Exercise details: Using the records that follow, copy every line containing the word "решения".

Collected data entries:
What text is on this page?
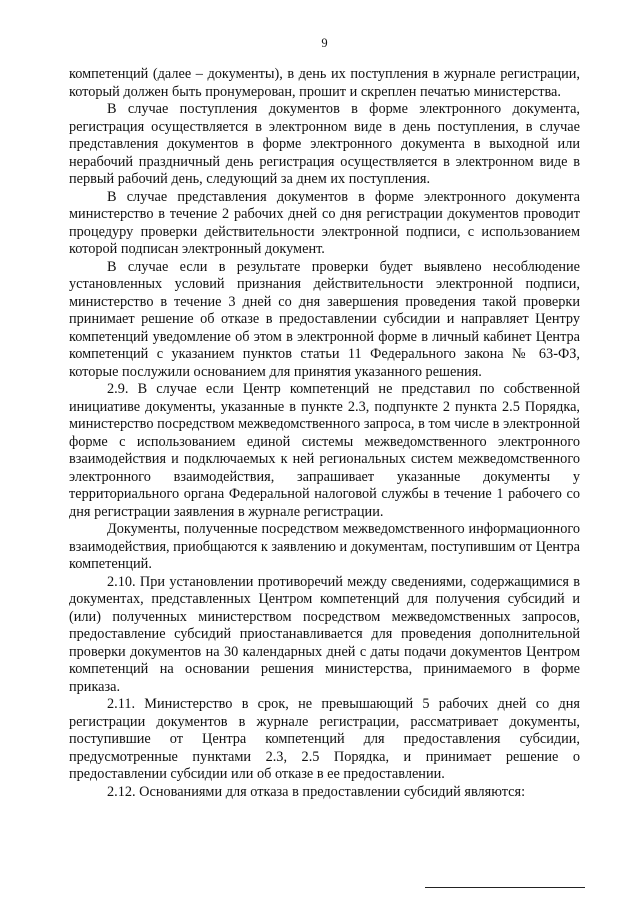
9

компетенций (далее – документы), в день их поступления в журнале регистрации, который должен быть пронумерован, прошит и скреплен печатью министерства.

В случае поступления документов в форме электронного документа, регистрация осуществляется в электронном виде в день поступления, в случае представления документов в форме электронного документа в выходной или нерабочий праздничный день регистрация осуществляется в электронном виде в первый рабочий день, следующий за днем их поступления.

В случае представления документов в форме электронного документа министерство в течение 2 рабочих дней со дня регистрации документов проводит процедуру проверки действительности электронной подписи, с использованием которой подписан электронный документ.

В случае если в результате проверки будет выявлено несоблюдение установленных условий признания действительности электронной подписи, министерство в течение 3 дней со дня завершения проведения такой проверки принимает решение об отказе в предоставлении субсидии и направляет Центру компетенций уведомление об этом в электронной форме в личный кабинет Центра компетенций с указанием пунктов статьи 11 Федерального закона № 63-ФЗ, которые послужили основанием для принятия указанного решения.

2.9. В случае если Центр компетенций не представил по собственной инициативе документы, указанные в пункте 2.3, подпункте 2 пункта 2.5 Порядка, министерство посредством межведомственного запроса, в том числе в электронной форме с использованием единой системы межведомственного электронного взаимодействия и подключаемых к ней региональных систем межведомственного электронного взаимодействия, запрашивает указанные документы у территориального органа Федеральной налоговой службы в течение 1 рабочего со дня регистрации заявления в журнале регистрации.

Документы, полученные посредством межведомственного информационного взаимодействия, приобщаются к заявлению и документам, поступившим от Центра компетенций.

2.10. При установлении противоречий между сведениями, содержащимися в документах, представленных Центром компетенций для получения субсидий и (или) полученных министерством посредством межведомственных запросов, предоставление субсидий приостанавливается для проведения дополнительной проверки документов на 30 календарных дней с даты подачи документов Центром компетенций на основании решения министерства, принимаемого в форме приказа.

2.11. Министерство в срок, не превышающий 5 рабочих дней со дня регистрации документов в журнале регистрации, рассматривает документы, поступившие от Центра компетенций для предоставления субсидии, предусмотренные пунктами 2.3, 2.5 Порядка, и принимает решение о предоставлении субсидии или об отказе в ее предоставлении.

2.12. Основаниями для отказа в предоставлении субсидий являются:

Response for this exercise:
В случае если в результате проверки будет выявлено несоблюдение установленных условий признания действительности электронной подписи, министерство в течение 3 дней со дня завершения проведения такой проверки принимает решение об отказе в предоставлении субсидии и направляет Центру компетенций уведомление об этом в электронной форме в личный кабинет Центра компетенций с указанием пунктов статьи 11 Федерального закона № 63-ФЗ, которые послужили основанием для принятия указанного решения.
2.10. При установлении противоречий между сведениями, содержащимися в документах, представленных Центром компетенций для получения субсидий и (или) полученных министерством посредством межведомственных запросов, предоставление субсидий приостанавливается для проведения дополнительной проверки документов на 30 календарных дней с даты подачи документов Центром компетенций на основании решения министерства, принимаемого в форме приказа.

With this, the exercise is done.